→ WHAT YOU ARE ASKED TO DO:
Among the lines below, list those containing the string "members".

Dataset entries
============================================================
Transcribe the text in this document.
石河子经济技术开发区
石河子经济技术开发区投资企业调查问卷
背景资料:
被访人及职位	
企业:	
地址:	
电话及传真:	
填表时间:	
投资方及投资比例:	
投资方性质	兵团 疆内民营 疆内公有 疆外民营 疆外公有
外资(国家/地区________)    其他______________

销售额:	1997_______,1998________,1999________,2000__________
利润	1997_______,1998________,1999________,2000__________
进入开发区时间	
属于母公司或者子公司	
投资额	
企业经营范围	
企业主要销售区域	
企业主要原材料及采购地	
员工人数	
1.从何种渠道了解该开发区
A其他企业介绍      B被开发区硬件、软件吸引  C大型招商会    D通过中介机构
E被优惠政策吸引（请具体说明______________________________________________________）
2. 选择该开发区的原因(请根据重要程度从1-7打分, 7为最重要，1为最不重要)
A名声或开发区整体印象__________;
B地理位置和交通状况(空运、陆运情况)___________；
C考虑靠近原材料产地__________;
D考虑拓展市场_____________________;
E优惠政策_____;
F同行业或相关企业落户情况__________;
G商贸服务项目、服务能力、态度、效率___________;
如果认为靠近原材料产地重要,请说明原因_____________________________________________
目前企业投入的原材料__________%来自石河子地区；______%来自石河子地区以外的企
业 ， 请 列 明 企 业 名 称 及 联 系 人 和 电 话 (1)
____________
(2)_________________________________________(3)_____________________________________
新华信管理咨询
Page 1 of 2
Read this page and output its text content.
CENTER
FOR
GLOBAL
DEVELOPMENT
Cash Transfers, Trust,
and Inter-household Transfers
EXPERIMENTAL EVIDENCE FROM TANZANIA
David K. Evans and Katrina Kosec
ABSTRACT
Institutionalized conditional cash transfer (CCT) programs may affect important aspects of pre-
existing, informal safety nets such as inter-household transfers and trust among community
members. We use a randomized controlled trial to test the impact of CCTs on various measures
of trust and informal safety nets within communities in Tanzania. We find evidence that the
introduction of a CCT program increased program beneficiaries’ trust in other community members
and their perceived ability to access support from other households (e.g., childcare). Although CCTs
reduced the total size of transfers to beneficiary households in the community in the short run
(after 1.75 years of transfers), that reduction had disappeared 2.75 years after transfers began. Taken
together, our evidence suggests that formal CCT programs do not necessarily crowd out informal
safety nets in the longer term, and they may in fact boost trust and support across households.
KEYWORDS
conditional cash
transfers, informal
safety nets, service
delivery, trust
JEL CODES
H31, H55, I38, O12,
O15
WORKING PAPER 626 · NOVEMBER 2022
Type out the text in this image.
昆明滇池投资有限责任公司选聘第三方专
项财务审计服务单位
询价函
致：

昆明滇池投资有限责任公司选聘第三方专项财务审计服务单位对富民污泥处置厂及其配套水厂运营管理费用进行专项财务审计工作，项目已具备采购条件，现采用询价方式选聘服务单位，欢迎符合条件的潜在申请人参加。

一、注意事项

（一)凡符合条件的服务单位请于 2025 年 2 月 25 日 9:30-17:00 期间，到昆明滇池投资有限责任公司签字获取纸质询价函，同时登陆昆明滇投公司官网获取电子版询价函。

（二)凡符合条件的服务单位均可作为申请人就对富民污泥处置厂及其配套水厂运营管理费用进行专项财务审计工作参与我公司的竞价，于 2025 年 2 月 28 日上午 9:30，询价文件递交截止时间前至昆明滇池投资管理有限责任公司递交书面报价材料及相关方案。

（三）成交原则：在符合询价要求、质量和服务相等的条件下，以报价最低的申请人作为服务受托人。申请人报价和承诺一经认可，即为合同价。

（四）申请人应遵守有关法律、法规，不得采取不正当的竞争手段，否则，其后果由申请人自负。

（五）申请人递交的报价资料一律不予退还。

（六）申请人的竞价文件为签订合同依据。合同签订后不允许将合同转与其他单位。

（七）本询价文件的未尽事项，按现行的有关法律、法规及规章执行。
============================================================
→ COMPLETE OUTPUT:
members. We use a randomized controlled trial to test the impact of CCTs on various measures
introduction of a CCT program increased program beneficiaries’ trust in other community members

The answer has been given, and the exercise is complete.